#### Aim
Transcribe, word for word, the line containing "Transcribe this image's" and each line following it through the end of the listing below. Omit all other lines.

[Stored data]
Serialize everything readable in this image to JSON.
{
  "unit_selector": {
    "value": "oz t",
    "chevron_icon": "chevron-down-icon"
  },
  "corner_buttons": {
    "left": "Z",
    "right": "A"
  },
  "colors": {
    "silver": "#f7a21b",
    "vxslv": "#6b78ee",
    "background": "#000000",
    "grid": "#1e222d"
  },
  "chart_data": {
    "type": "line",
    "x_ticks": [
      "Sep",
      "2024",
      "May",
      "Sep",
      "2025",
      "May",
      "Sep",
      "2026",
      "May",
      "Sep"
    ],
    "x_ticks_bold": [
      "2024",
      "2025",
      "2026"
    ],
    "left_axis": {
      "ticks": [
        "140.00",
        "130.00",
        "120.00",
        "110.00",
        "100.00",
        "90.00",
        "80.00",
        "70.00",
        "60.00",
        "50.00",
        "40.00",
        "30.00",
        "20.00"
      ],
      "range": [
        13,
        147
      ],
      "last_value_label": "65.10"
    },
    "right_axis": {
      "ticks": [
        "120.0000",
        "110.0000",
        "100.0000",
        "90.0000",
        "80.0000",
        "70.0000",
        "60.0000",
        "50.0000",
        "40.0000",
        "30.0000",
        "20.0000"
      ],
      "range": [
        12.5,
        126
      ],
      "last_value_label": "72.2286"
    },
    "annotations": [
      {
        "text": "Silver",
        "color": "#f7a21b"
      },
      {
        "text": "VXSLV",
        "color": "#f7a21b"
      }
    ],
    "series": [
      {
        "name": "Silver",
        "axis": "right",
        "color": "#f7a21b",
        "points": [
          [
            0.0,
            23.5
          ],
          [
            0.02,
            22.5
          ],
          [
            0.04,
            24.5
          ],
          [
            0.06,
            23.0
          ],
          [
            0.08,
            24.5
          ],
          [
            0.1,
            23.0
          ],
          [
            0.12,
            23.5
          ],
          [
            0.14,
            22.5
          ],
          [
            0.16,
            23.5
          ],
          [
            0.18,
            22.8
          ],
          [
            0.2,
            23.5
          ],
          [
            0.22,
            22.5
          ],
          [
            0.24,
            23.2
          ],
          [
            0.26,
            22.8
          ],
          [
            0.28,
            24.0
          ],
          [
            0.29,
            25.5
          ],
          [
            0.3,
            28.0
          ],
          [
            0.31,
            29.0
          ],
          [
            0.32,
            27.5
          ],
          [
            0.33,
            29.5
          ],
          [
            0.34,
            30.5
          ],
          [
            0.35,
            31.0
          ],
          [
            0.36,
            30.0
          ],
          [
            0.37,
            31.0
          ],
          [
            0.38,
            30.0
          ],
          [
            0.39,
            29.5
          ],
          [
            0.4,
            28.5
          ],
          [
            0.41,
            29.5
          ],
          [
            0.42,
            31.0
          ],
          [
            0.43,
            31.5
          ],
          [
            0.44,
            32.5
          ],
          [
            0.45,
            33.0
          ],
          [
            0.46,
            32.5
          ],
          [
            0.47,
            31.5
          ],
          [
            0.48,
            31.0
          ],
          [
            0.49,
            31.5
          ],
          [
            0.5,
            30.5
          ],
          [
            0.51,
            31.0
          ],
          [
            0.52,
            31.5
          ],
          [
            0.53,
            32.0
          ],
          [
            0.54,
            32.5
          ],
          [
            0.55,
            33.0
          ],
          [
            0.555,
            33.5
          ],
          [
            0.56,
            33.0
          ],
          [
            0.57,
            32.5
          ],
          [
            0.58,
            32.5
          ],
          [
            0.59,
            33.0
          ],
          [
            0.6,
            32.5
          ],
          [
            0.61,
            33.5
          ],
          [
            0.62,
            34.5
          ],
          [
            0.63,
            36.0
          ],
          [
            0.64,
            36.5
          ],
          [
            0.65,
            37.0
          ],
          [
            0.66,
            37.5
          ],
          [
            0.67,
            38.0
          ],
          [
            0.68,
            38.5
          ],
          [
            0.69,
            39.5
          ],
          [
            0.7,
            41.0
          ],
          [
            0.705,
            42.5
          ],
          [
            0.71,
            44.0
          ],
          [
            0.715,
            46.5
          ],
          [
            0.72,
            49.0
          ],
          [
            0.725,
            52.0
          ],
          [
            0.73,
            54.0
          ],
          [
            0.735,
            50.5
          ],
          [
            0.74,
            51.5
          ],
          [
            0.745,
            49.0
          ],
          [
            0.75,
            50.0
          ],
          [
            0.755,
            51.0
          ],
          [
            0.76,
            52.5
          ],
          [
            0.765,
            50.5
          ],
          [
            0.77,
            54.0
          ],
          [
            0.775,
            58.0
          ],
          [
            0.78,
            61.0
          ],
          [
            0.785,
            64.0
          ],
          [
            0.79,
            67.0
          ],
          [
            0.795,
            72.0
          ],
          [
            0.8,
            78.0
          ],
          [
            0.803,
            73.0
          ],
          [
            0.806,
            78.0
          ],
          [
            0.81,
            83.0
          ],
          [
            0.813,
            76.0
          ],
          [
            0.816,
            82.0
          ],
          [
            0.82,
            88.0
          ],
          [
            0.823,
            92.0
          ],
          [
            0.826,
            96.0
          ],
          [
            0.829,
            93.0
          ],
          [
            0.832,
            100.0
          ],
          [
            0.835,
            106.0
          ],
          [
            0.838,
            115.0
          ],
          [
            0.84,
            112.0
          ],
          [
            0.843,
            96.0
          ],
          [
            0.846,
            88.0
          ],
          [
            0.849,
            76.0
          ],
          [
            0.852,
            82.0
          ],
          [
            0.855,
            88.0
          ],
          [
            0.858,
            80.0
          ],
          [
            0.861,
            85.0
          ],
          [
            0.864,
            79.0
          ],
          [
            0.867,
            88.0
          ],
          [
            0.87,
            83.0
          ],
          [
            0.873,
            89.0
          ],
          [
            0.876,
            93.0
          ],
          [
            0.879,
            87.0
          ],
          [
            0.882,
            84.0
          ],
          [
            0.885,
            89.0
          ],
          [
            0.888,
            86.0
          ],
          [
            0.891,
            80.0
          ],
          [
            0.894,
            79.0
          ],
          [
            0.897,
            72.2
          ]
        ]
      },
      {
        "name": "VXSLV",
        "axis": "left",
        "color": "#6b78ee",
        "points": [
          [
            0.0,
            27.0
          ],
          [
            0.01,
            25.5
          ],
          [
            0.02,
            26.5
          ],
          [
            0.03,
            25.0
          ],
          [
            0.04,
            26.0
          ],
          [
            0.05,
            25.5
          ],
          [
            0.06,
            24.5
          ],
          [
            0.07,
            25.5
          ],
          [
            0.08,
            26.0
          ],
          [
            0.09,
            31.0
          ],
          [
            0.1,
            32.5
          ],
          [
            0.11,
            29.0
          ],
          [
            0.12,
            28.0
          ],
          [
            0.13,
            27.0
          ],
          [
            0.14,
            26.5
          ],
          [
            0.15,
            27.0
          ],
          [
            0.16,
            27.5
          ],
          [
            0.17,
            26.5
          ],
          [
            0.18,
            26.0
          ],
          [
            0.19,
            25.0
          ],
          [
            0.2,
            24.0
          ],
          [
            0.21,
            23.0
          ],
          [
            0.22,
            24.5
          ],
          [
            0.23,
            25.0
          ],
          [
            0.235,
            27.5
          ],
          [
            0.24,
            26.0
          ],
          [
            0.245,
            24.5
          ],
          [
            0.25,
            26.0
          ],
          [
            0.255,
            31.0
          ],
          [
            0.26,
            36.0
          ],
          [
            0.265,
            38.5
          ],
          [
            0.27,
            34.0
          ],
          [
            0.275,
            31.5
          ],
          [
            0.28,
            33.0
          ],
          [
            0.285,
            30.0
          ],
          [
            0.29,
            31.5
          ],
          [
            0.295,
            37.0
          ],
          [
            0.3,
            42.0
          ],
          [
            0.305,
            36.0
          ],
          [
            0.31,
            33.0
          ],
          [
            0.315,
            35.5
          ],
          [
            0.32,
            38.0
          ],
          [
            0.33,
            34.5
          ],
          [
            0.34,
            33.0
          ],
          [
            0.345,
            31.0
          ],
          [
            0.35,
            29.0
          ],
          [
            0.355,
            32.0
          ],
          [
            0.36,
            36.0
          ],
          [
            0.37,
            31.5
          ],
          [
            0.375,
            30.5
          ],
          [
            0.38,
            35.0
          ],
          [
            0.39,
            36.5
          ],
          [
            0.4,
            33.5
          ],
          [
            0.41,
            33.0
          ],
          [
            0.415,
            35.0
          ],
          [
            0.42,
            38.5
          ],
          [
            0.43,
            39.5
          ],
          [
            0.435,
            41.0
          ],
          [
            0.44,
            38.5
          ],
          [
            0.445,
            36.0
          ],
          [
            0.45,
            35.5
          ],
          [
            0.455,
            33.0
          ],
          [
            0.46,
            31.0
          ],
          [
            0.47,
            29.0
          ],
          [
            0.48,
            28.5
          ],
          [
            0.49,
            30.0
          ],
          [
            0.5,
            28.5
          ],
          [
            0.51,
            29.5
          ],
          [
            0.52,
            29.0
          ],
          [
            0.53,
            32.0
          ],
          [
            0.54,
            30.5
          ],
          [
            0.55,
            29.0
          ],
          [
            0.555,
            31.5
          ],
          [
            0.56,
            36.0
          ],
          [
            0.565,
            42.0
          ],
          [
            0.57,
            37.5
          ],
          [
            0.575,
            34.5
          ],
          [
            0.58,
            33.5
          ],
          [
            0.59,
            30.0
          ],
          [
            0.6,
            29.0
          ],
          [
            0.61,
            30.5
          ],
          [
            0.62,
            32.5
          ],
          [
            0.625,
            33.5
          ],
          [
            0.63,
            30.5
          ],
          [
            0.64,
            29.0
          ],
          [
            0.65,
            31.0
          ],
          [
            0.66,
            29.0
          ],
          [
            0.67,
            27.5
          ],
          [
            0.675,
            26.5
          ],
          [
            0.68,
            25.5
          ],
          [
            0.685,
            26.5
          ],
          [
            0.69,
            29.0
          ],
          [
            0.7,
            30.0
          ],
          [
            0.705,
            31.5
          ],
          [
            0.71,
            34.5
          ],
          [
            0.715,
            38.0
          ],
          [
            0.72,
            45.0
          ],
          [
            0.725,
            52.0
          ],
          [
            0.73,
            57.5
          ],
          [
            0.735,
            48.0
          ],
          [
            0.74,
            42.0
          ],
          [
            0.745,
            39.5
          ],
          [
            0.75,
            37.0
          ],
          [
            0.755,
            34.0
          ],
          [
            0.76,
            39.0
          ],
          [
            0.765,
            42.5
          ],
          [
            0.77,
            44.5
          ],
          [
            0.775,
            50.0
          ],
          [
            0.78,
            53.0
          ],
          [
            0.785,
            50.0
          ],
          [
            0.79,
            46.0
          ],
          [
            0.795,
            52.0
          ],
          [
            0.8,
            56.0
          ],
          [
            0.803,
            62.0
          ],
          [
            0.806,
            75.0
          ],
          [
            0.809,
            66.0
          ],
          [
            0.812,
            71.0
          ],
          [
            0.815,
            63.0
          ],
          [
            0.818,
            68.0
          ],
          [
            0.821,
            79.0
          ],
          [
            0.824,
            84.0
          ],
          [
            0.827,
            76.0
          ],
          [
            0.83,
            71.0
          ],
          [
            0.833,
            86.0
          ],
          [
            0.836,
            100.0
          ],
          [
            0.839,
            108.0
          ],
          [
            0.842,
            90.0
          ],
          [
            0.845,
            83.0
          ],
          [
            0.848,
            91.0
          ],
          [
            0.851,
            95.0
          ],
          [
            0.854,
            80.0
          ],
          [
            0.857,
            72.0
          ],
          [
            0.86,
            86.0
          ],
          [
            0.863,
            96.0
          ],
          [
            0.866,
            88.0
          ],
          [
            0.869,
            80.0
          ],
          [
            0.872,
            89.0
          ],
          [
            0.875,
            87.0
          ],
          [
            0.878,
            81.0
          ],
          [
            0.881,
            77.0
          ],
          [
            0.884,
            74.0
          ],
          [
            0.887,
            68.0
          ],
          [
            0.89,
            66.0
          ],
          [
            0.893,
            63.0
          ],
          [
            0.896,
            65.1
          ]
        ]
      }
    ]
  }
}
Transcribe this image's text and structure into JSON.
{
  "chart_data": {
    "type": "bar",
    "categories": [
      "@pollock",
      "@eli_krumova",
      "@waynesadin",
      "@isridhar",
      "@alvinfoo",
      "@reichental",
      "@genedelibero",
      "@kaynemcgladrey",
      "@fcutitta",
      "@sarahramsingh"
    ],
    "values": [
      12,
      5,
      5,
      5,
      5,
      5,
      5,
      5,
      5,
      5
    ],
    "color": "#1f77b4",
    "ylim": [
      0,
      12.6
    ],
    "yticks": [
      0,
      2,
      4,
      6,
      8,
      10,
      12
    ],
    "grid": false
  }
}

#### Exercise result
Transcribe this image's text and structure into JSON.
{
  "chart_data": {
    "type": "bar",
    "categories": [
      "@pollock",
      "@eli_krumova",
      "@waynesadin",
      "@isridhar",
      "@alvinfoo",
      "@reichental",
      "@genedelibero",
      "@kaynemcgladrey",
      "@fcutitta",
      "@sarahramsingh"
    ],
    "values": [
      12,
      5,
      5,
      5,
      5,
      5,
      5,
      5,
      5,
      5
    ],
    "color": "#1f77b4",
    "ylim": [
      0,
      12.6
    ],
    "yticks": [
      0,
      2,
      4,
      6,
      8,
      10,
      12
    ],
    "grid": false
  }
}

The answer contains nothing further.